_DIRECTIONS FOR THIS TASK_
Return the number of lines that include the string "monde", without any other text.

Begin DATASET CONTENT

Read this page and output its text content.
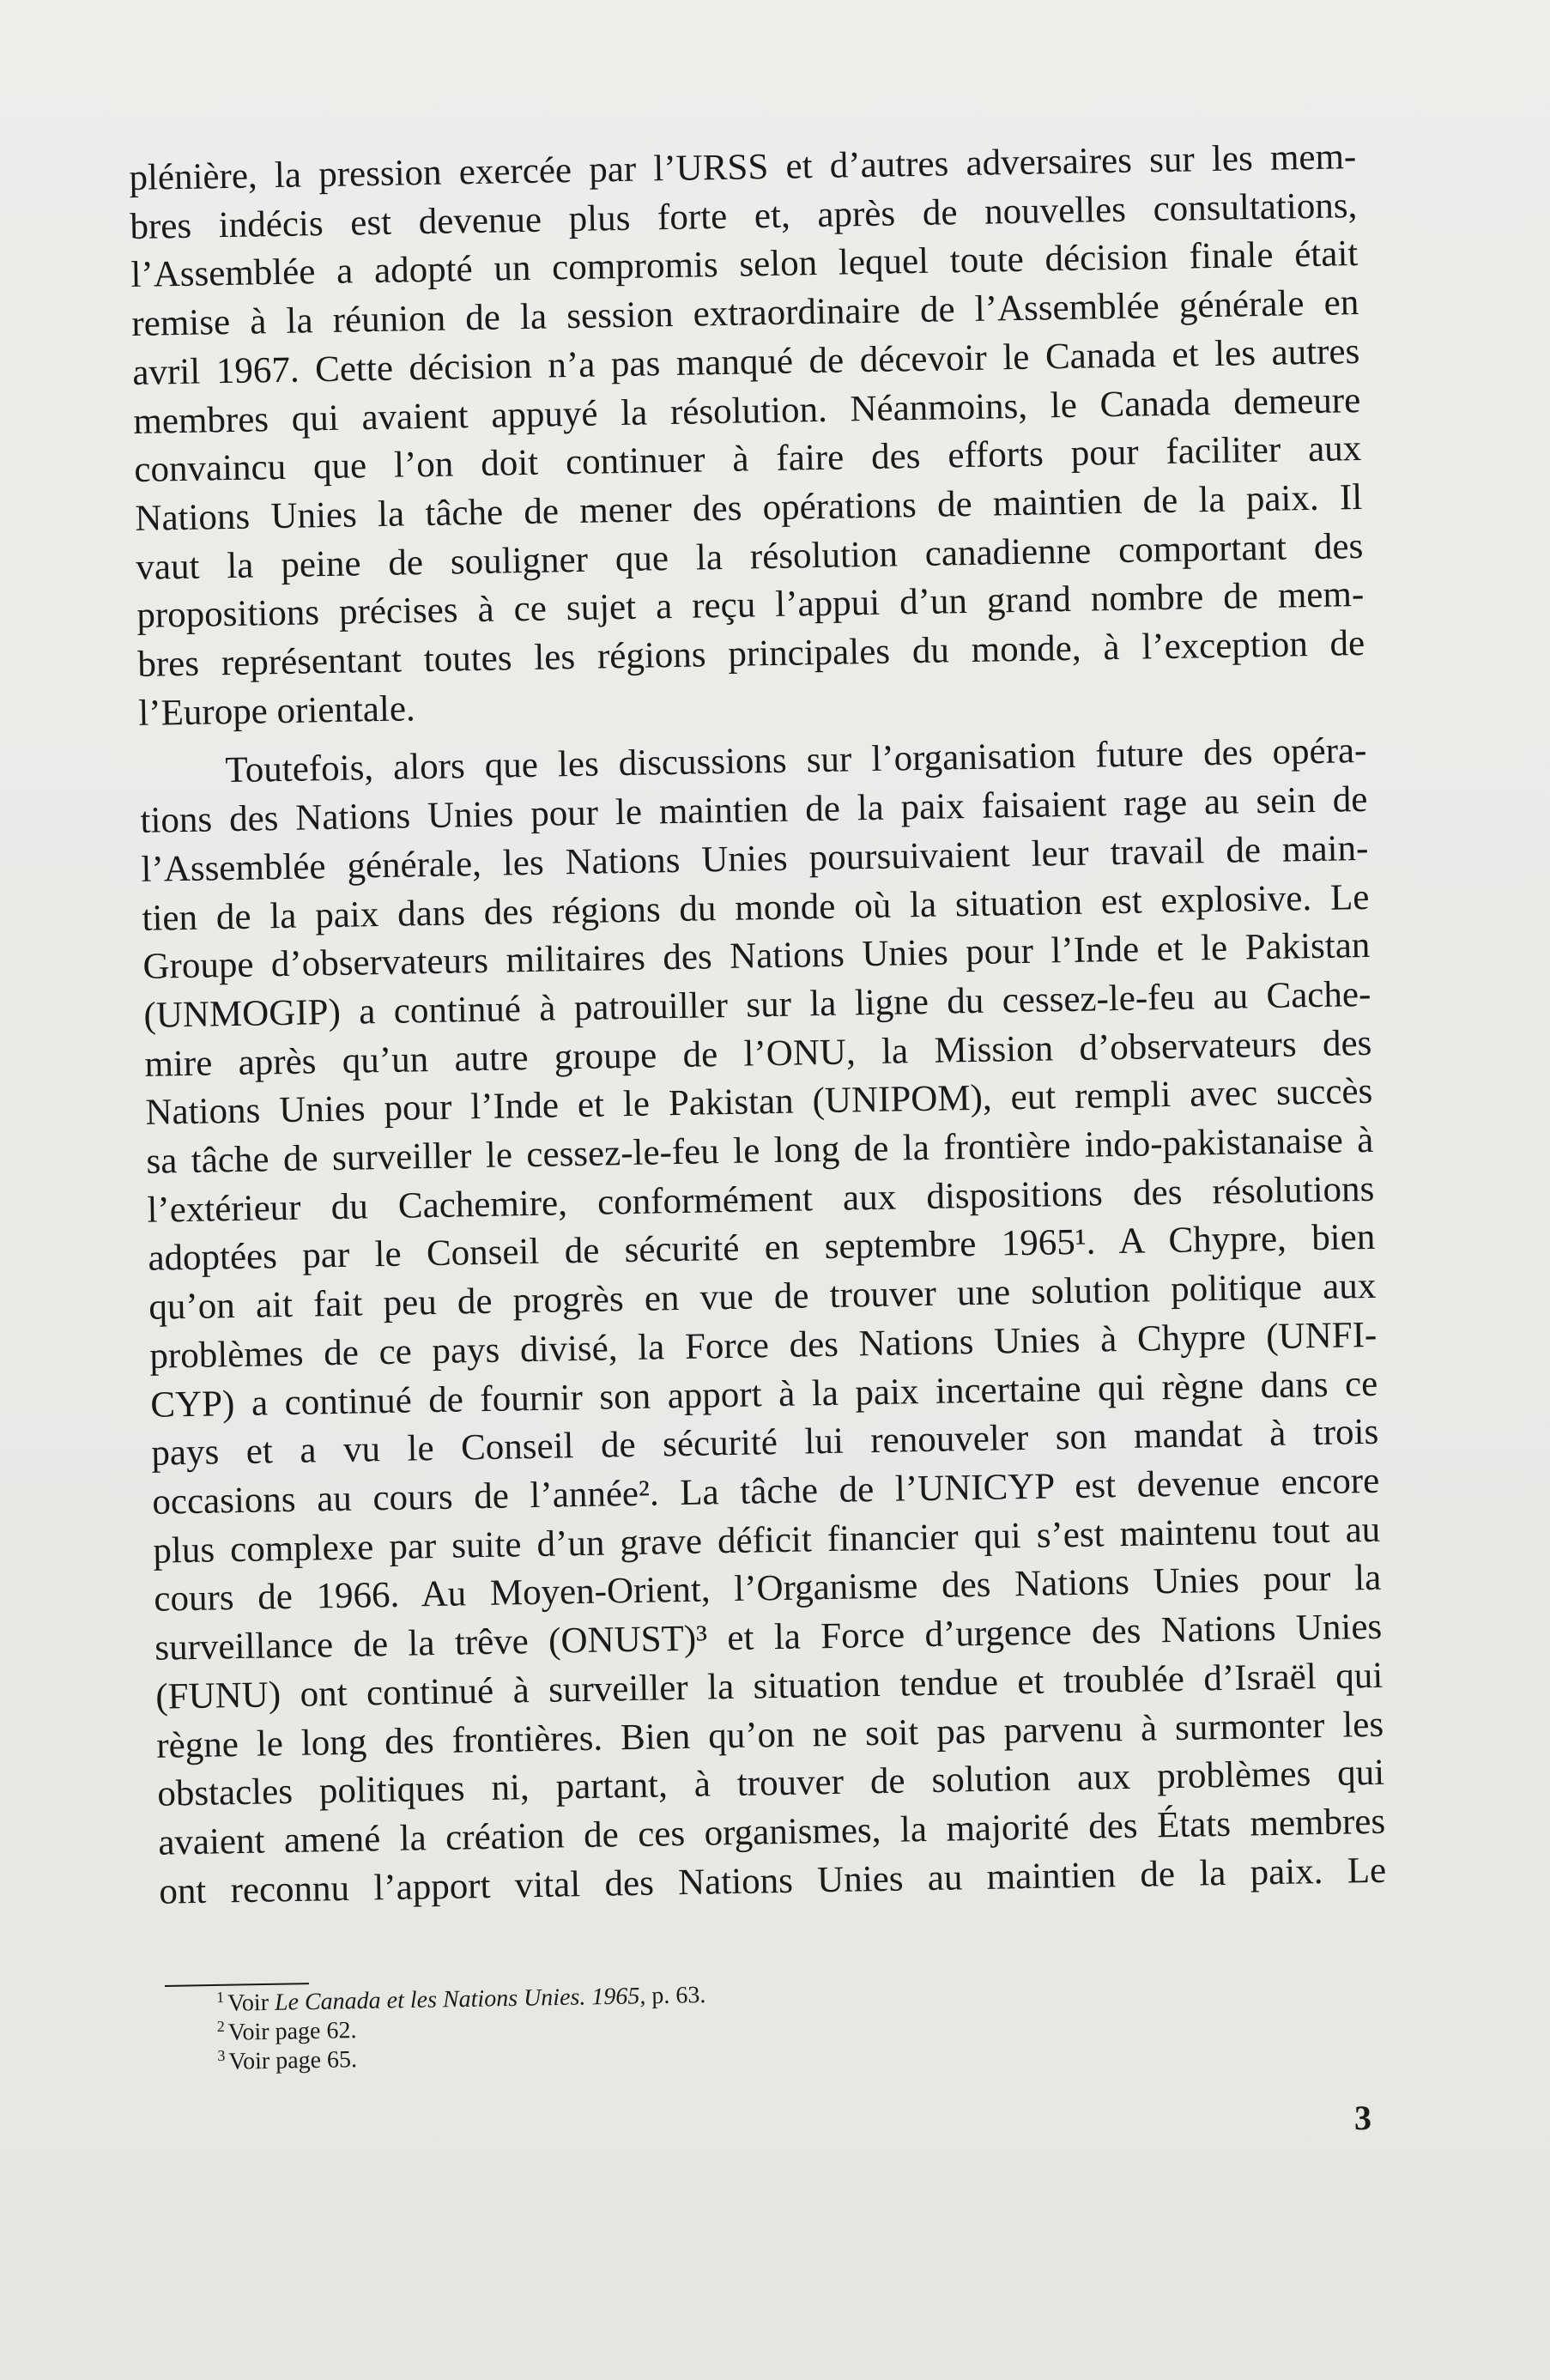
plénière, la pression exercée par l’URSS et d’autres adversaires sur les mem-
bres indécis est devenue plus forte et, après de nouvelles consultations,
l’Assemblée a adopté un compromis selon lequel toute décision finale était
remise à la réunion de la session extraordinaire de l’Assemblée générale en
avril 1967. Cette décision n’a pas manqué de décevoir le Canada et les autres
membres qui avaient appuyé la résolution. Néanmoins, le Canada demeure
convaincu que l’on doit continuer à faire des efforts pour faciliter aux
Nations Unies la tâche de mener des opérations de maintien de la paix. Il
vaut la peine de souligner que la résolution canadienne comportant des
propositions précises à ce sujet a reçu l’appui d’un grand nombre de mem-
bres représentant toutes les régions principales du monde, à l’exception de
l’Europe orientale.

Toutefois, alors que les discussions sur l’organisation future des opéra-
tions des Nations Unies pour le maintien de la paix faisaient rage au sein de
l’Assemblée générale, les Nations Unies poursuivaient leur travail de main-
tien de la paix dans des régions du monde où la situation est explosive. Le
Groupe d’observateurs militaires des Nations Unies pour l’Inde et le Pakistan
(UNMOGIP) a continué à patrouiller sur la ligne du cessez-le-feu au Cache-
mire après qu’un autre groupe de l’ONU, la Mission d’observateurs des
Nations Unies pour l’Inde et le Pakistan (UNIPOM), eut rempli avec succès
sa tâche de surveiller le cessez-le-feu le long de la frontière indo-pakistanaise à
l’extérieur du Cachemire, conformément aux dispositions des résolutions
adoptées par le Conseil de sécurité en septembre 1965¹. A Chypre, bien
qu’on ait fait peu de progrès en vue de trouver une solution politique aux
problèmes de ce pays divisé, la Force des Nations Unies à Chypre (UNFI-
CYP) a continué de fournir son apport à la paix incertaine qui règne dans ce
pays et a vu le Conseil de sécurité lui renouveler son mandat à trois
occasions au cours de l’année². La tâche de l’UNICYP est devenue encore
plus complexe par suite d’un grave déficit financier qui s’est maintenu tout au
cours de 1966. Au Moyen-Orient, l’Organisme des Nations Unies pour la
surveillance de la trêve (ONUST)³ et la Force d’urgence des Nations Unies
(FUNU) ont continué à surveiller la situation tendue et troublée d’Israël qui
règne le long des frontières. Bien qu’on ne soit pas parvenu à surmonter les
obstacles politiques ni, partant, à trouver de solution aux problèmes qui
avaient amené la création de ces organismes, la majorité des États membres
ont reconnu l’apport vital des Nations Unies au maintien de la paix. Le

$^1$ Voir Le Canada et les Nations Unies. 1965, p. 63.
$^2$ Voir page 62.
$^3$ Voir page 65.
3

End DATASET CONTENT

_SOLVED PROBLEM_
2